*Requirements:*
Every entry that follows should be reproduced exactly.

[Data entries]
- - -

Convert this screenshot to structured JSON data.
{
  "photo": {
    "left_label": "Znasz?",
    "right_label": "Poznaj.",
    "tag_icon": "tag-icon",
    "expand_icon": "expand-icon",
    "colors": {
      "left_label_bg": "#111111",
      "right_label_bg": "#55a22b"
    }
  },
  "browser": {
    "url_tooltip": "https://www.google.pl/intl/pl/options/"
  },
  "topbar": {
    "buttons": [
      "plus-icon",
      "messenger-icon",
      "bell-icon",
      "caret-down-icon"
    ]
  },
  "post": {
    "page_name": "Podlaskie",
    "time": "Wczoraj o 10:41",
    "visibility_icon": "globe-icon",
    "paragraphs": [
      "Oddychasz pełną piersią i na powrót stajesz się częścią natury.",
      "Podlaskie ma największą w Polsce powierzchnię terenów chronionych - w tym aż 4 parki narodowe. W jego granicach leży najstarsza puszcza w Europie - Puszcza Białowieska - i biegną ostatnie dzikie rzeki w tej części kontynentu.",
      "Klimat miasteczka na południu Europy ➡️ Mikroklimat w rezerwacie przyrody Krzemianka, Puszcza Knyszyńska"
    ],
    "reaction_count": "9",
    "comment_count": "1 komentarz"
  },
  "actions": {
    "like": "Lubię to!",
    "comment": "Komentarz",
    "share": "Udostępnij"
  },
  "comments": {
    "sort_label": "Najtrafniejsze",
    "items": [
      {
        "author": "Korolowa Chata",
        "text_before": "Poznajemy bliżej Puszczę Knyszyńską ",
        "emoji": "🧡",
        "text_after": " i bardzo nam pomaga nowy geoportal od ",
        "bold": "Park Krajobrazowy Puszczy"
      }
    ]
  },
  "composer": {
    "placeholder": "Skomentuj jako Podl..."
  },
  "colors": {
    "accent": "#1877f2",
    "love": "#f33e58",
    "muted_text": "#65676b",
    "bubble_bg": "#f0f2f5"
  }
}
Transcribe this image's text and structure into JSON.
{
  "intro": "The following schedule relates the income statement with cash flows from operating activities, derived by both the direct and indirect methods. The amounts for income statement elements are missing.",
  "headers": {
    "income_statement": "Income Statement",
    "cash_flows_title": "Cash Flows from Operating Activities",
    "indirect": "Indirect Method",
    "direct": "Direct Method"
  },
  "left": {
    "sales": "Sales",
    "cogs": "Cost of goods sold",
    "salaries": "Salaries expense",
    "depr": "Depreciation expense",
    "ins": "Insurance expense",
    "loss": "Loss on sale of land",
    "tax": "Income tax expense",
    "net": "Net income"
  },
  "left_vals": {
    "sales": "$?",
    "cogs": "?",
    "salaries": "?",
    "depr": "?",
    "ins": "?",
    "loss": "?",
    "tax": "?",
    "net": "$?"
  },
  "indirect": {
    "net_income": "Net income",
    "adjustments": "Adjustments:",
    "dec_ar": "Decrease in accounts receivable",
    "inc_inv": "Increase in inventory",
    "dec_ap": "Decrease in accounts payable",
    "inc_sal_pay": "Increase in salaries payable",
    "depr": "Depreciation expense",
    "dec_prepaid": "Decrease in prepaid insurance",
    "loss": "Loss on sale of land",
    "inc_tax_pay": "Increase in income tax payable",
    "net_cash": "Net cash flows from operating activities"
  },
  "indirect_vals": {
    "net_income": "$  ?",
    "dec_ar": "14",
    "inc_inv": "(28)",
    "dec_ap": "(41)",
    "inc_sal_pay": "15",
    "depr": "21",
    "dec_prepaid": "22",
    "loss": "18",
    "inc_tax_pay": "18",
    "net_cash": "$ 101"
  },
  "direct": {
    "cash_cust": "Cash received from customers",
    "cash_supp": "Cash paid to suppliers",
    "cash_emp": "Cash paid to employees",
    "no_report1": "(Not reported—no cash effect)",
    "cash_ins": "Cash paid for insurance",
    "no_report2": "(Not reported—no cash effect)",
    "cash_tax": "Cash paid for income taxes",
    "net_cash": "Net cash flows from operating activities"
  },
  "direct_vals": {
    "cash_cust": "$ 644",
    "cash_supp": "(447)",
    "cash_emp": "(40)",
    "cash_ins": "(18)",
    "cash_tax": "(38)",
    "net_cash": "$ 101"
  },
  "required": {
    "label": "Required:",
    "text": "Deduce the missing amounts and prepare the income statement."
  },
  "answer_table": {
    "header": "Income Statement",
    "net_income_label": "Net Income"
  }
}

- - -

*Task answer:*
Convert this screenshot to structured JSON data.
{
  "photo": {
    "left_label": "Znasz?",
    "right_label": "Poznaj.",
    "tag_icon": "tag-icon",
    "expand_icon": "expand-icon",
    "colors": {
      "left_label_bg": "#111111",
      "right_label_bg": "#55a22b"
    }
  },
  "browser": {
    "url_tooltip": "https://www.google.pl/intl/pl/options/"
  },
  "topbar": {
    "buttons": [
      "plus-icon",
      "messenger-icon",
      "bell-icon",
      "caret-down-icon"
    ]
  },
  "post": {
    "page_name": "Podlaskie",
    "time": "Wczoraj o 10:41",
    "visibility_icon": "globe-icon",
    "paragraphs": [
      "Oddychasz pełną piersią i na powrót stajesz się częścią natury.",
      "Podlaskie ma największą w Polsce powierzchnię terenów chronionych - w tym aż 4 parki narodowe. W jego granicach leży najstarsza puszcza w Europie - Puszcza Białowieska - i biegną ostatnie dzikie rzeki w tej części kontynentu.",
      "Klimat miasteczka na południu Europy ➡️ Mikroklimat w rezerwacie przyrody Krzemianka, Puszcza Knyszyńska"
    ],
    "reaction_count": "9",
    "comment_count": "1 komentarz"
  },
  "actions": {
    "like": "Lubię to!",
    "comment": "Komentarz",
    "share": "Udostępnij"
  },
  "comments": {
    "sort_label": "Najtrafniejsze",
    "items": [
      {
        "author": "Korolowa Chata",
        "text_before": "Poznajemy bliżej Puszczę Knyszyńską ",
        "emoji": "🧡",
        "text_after": " i bardzo nam pomaga nowy geoportal od ",
        "bold": "Park Krajobrazowy Puszczy"
      }
    ]
  },
  "composer": {
    "placeholder": "Skomentuj jako Podl..."
  },
  "colors": {
    "accent": "#1877f2",
    "love": "#f33e58",
    "muted_text": "#65676b",
    "bubble_bg": "#f0f2f5"
  }
}
Transcribe this image's text and structure into JSON.
{
  "intro": "The following schedule relates the income statement with cash flows from operating activities, derived by both the direct and indirect methods. The amounts for income statement elements are missing.",
  "headers": {
    "income_statement": "Income Statement",
    "cash_flows_title": "Cash Flows from Operating Activities",
    "indirect": "Indirect Method",
    "direct": "Direct Method"
  },
  "left": {
    "sales": "Sales",
    "cogs": "Cost of goods sold",
    "salaries": "Salaries expense",
    "depr": "Depreciation expense",
    "ins": "Insurance expense",
    "loss": "Loss on sale of land",
    "tax": "Income tax expense",
    "net": "Net income"
  },
  "left_vals": {
    "sales": "$?",
    "cogs": "?",
    "salaries": "?",
    "depr": "?",
    "ins": "?",
    "loss": "?",
    "tax": "?",
    "net": "$?"
  },
  "indirect": {
    "net_income": "Net income",
    "adjustments": "Adjustments:",
    "dec_ar": "Decrease in accounts receivable",
    "inc_inv": "Increase in inventory",
    "dec_ap": "Decrease in accounts payable",
    "inc_sal_pay": "Increase in salaries payable",
    "depr": "Depreciation expense",
    "dec_prepaid": "Decrease in prepaid insurance",
    "loss": "Loss on sale of land",
    "inc_tax_pay": "Increase in income tax payable",
    "net_cash": "Net cash flows from operating activities"
  },
  "indirect_vals": {
    "net_income": "$  ?",
    "dec_ar": "14",
    "inc_inv": "(28)",
    "dec_ap": "(41)",
    "inc_sal_pay": "15",
    "depr": "21",
    "dec_prepaid": "22",
    "loss": "18",
    "inc_tax_pay": "18",
    "net_cash": "$ 101"
  },
  "direct": {
    "cash_cust": "Cash received from customers",
    "cash_supp": "Cash paid to suppliers",
    "cash_emp": "Cash paid to employees",
    "no_report1": "(Not reported—no cash effect)",
    "cash_ins": "Cash paid for insurance",
    "no_report2": "(Not reported—no cash effect)",
    "cash_tax": "Cash paid for income taxes",
    "net_cash": "Net cash flows from operating activities"
  },
  "direct_vals": {
    "cash_cust": "$ 644",
    "cash_supp": "(447)",
    "cash_emp": "(40)",
    "cash_ins": "(18)",
    "cash_tax": "(38)",
    "net_cash": "$ 101"
  },
  "required": {
    "label": "Required:",
    "text": "Deduce the missing amounts and prepare the income statement."
  },
  "answer_table": {
    "header": "Income Statement",
    "net_income_label": "Net Income"
  }
}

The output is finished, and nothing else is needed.